INSTRUCTION:
Give only the number of lines in the records that include the string "НАЦИОНАЛЬНАЯ".

INFORMATION SHOWN:
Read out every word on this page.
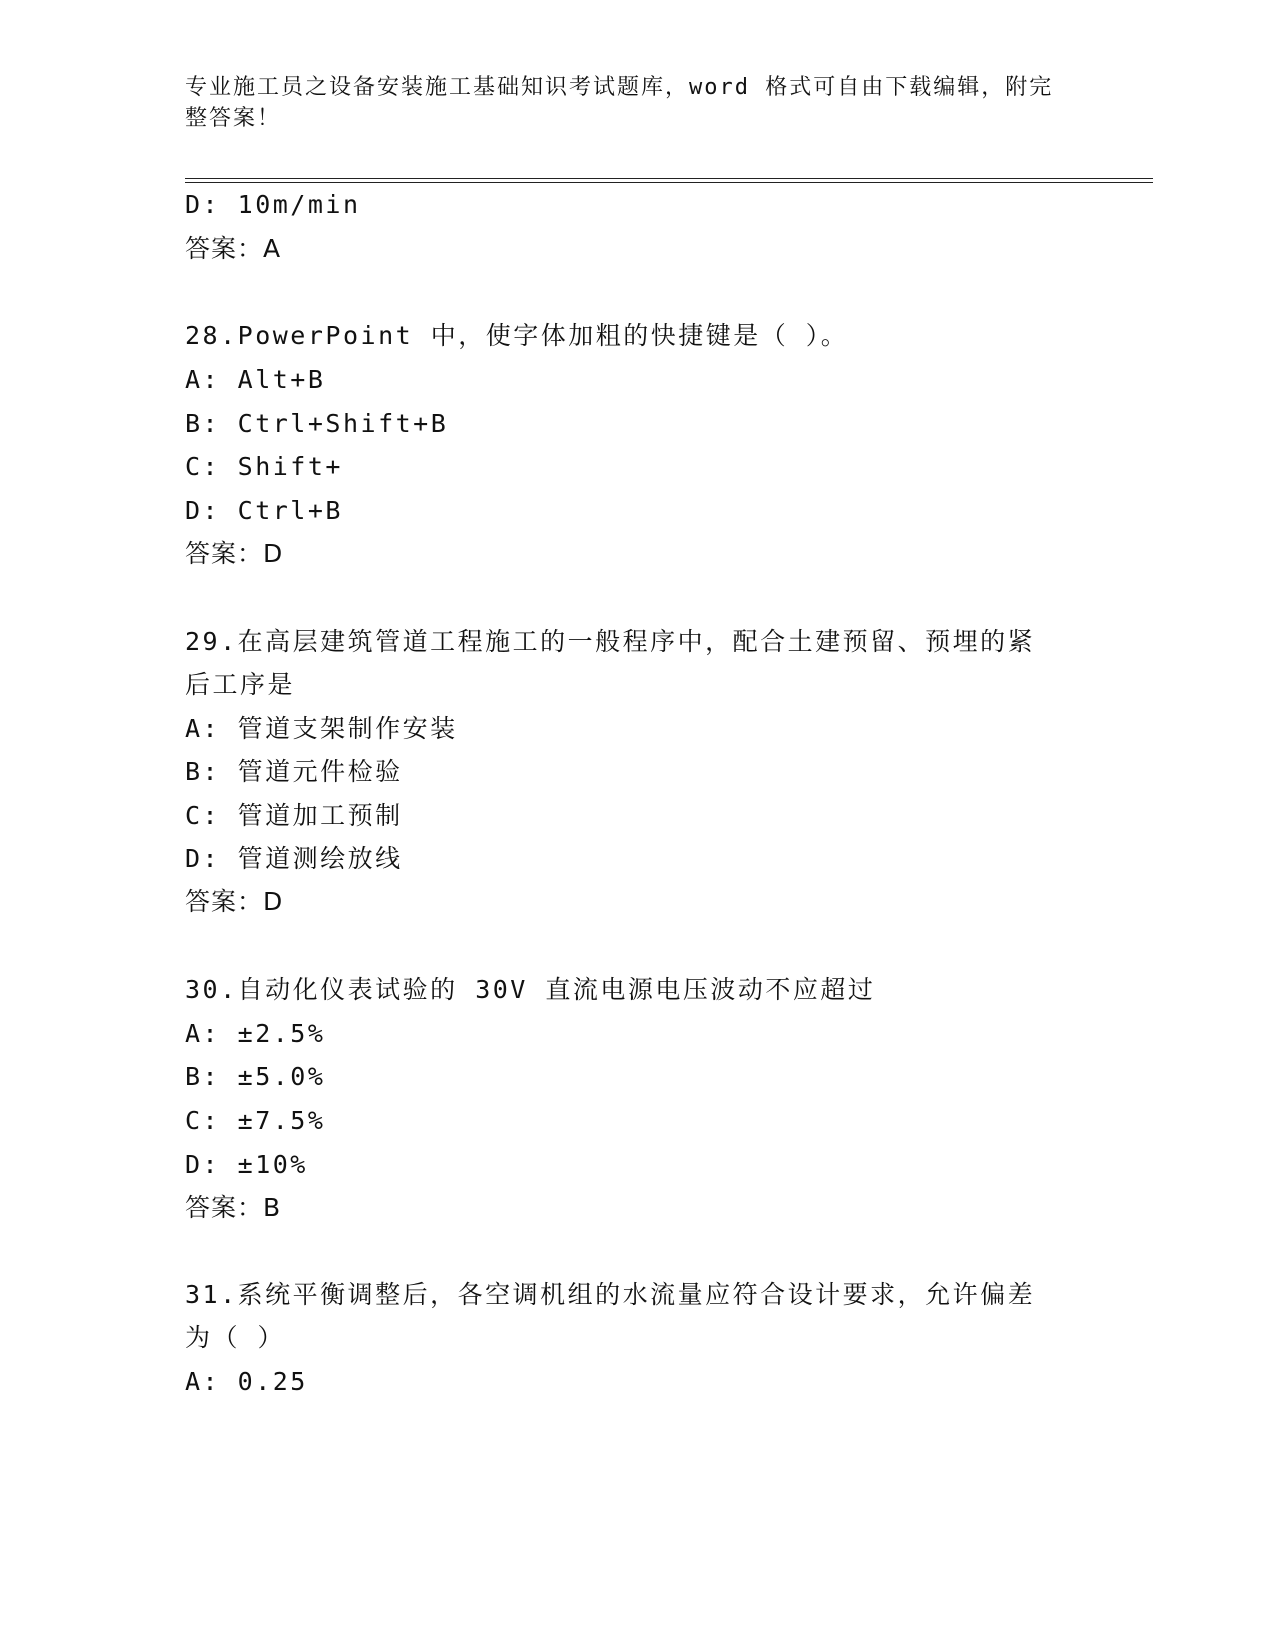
专业施工员之设备安装施工基础知识考试题库，word 格式可自由下载编辑，附完
整答案！
D: 10m/min
答案：A
28.PowerPoint 中，使字体加粗的快捷键是（ ）。
A: Alt+B
B: Ctrl+Shift+B
C: Shift+
D: Ctrl+B
答案：D
29.在高层建筑管道工程施工的一般程序中，配合土建预留、预埋的紧
后工序是
A: 管道支架制作安装
B: 管道元件检验
C: 管道加工预制
D: 管道测绘放线
答案：D
30.自动化仪表试验的 30V 直流电源电压波动不应超过
A: ±2.5%
B: ±5.0%
C: ±7.5%
D: ±10%
答案：B
31.系统平衡调整后，各空调机组的水流量应符合设计要求，允许偏差
为（ ）
A: 0.25
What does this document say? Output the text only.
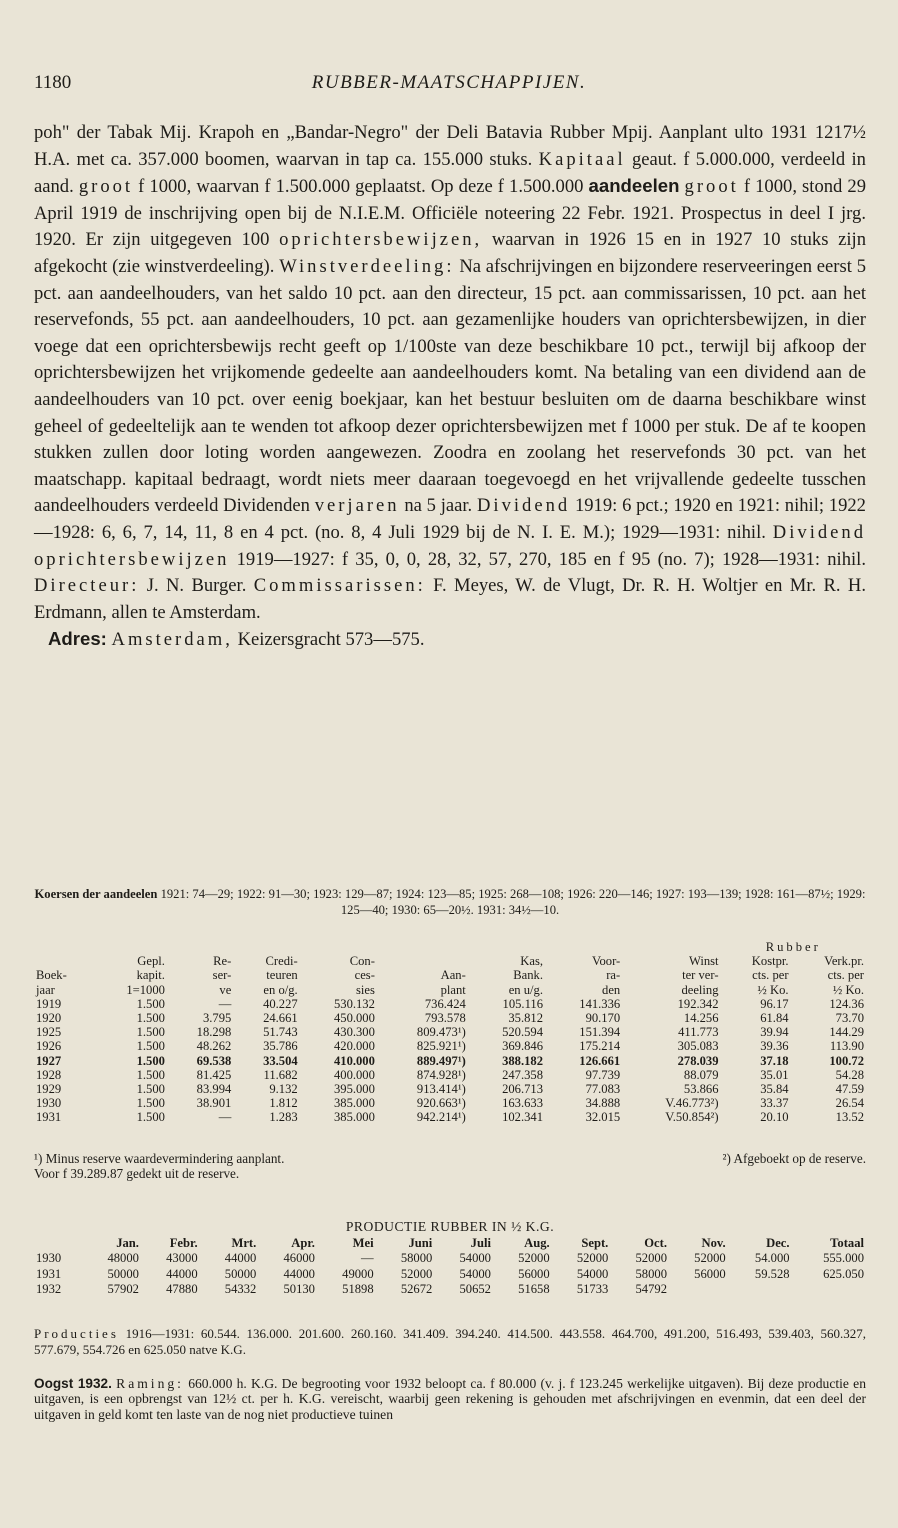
1180	RUBBER-MAATSCHAPPIJEN.

poh" der Tabak Mij. Krapoh en „Bandar-Negro" der Deli Batavia Rubber Mpij. Aanplant ulto 1931 1217½ H.A. met ca. 357.000 boomen, waarvan in tap ca. 155.000 stuks. Kapitaal geaut. f 5.000.000, verdeeld in aand. groot f 1000, waarvan f 1.500.000 geplaatst. Op deze f 1.500.000 aandeelen groot f 1000, stond 29 April 1919 de inschrijving open bij de N.I.E.M. Officiële noteering 22 Febr. 1921. Prospectus in deel I jrg. 1920. Er zijn uitgegeven 100 oprichtersbewijzen, waarvan in 1926 15 en in 1927 10 stuks zijn afgekocht (zie winstverdeeling). Winstverdeeling: Na afschrijvingen en bijzondere reserveeringen eerst 5 pct. aan aandeelhouders, van het saldo 10 pct. aan den directeur, 15 pct. aan commissarissen, 10 pct. aan het reservefonds, 55 pct. aan aandeelhouders, 10 pct. aan gezamenlijke houders van oprichtersbewijzen, in dier voege dat een oprichtersbewijs recht geeft op 1/100ste van deze beschikbare 10 pct., terwijl bij afkoop der oprichtersbewijzen het vrijkomende gedeelte aan aandeelhouders komt. Na betaling van een dividend aan de aandeelhouders van 10 pct. over eenig boekjaar, kan het bestuur besluiten om de daarna beschikbare winst geheel of gedeeltelijk aan te wenden tot afkoop dezer oprichtersbewijzen met f 1000 per stuk. De af te koopen stukken zullen door loting worden aangewezen. Zoodra en zoolang het reservefonds 30 pct. van het maatschapp. kapitaal bedraagt, wordt niets meer daaraan toegevoegd en het vrijvallende gedeelte tusschen aandeelhouders verdeeld Dividenden verjaren na 5 jaar. Dividend 1919: 6 pct.; 1920 en 1921: nihil; 1922—1928: 6, 6, 7, 14, 11, 8 en 4 pct. (no. 8, 4 Juli 1929 bij de N. I. E. M.); 1929—1931: nihil. Dividend oprichtersbewijzen 1919—1927: f 35, 0, 0, 28, 32, 57, 270, 185 en f 95 (no. 7); 1928—1931: nihil. Directeur: J. N. Burger. Commissarissen: F. Meyes, W. de Vlugt, Dr. R. H. Woltjer en Mr. R. H. Erdmann, allen te Amsterdam.

Adres: Amsterdam, Keizersgracht 573—575.

Koersen der aandeelen 1921: 74—29; 1922: 91—30; 1923: 129—87; 1924: 123—85; 1925: 268—108; 1926: 220—146; 1927: 193—139; 1928: 161—87½; 1929: 125—40; 1930: 65—20½. 1931: 34½—10.
									Rubber	
	Gepl.	Re-	Credi-	Con-		Kas,	Voor-	Winst	Kostpr.	Verk.pr.
Boek-	kapit.	ser-	teuren	ces-	Aan-	Bank.	ra-	ter ver-	cts. per	cts. per
jaar	1=1000	ve	en o/g.	sies	plant	en u/g.	den	deeling	½ Ko.	½ Ko.
1919	1.500	—	40.227	530.132	736.424	105.116	141.336	192.342	96.17	124.36
1920	1.500	3.795	24.661	450.000	793.578	35.812	90.170	14.256	61.84	73.70
1925	1.500	18.298	51.743	430.300	809.473¹)	520.594	151.394	411.773	39.94	144.29
1926	1.500	48.262	35.786	420.000	825.921¹)	369.846	175.214	305.083	39.36	113.90
1927	1.500	69.538	33.504	410.000	889.497¹)	388.182	126.661	278.039	37.18	100.72
1928	1.500	81.425	11.682	400.000	874.928¹)	247.358	97.739	88.079	35.01	54.28
1929	1.500	83.994	9.132	395.000	913.414¹)	206.713	77.083	53.866	35.84	47.59
1930	1.500	38.901	1.812	385.000	920.663¹)	163.633	34.888	V.46.773²)	33.37	26.54
1931	1.500	—	1.283	385.000	942.214¹)	102.341	32.015	V.50.854²)	20.10	13.52
¹) Minus reserve waardevermindering aanplant.	²) Afgeboekt op de reserve.
Voor f 39.289.87 gedekt uit de reserve.
PRODUCTIE RUBBER IN ½ K.G.
	Jan.	Febr.	Mrt.	Apr.	Mei	Juni	Juli	Aug.	Sept.	Oct.	Nov.	Dec.	Totaal
1930	48000	43000	44000	46000	—	58000	54000	52000	52000	52000	52000	54.000	555.000
1931	50000	44000	50000	44000	49000	52000	54000	56000	54000	58000	56000	59.528	625.050
1932	57902	47880	54332	50130	51898	52672	50652	51658	51733	54792			
Producties 1916—1931: 60.544. 136.000. 201.600. 260.160. 341.409. 394.240. 414.500. 443.558. 464.700, 491.200, 516.493, 539.403, 560.327, 577.679, 554.726 en 625.050 natve K.G.
Oogst 1932. Raming: 660.000 h. K.G. De begrooting voor 1932 beloopt ca. f 80.000 (v. j. f 123.245 werkelijke uitgaven). Bij deze productie en uitgaven, is een opbrengst van 12½ ct. per h. K.G. vereischt, waarbij geen rekening is gehouden met afschrijvingen en evenmin, dat een deel der uitgaven in geld komt ten laste van de nog niet productieve tuinen
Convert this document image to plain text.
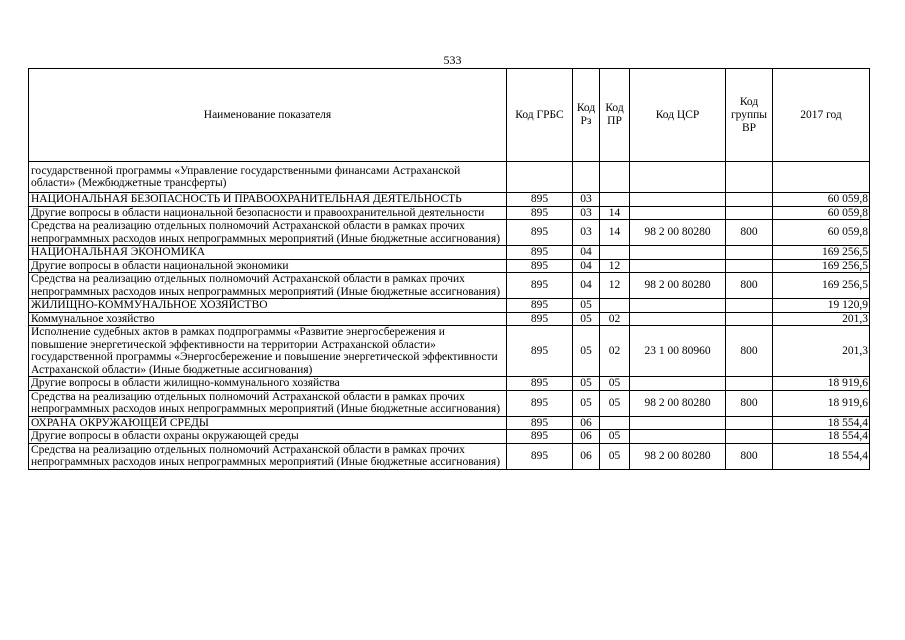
533
Наименование показателя	Код ГРБС	Код Рз	Код ПР	Код ЦСР	Код группы ВР	2017 год
государственной программы «Управление государственными финансами Астраханской области» (Межбюджетные трансферты)						
НАЦИОНАЛЬНАЯ БЕЗОПАСНОСТЬ И ПРАВООХРАНИТЕЛЬНАЯ ДЕЯТЕЛЬНОСТЬ	895	03				60 059,8
Другие вопросы в области национальной безопасности и правоохранительной деятельности	895	03	14			60 059,8
Средства на реализацию отдельных полномочий Астраханской области в рамках прочих непрограммных расходов иных непрограммных мероприятий (Иные бюджетные ассигнования)	895	03	14	98 2 00 80280	800	60 059,8
НАЦИОНАЛЬНАЯ ЭКОНОМИКА	895	04				169 256,5
Другие вопросы в области национальной экономики	895	04	12			169 256,5
Средства на реализацию отдельных полномочий Астраханской области в рамках прочих непрограммных расходов иных непрограммных мероприятий (Иные бюджетные ассигнования)	895	04	12	98 2 00 80280	800	169 256,5
ЖИЛИЩНО-КОММУНАЛЬНОЕ ХОЗЯЙСТВО	895	05				19 120,9
Коммунальное хозяйство	895	05	02			201,3
Исполнение судебных актов в рамках подпрограммы «Развитие энергосбережения и повышение энергетической эффективности на территории Астраханской области» государственной программы «Энергосбережение и повышение энергетической эффективности Астраханской области» (Иные бюджетные ассигнования)	895	05	02	23 1 00 80960	800	201,3
Другие вопросы в области жилищно-коммунального хозяйства	895	05	05			18 919,6
Средства на реализацию отдельных полномочий Астраханской области в рамках прочих непрограммных расходов иных непрограммных мероприятий (Иные бюджетные ассигнования)	895	05	05	98 2 00 80280	800	18 919,6
ОХРАНА ОКРУЖАЮЩЕЙ СРЕДЫ	895	06				18 554,4
Другие вопросы в области охраны окружающей среды	895	06	05			18 554,4
Средства на реализацию отдельных полномочий Астраханской области в рамках прочих непрограммных расходов иных непрограммных мероприятий (Иные бюджетные ассигнования)	895	06	05	98 2 00 80280	800	18 554,4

ANSWER FOR THE TASK:
2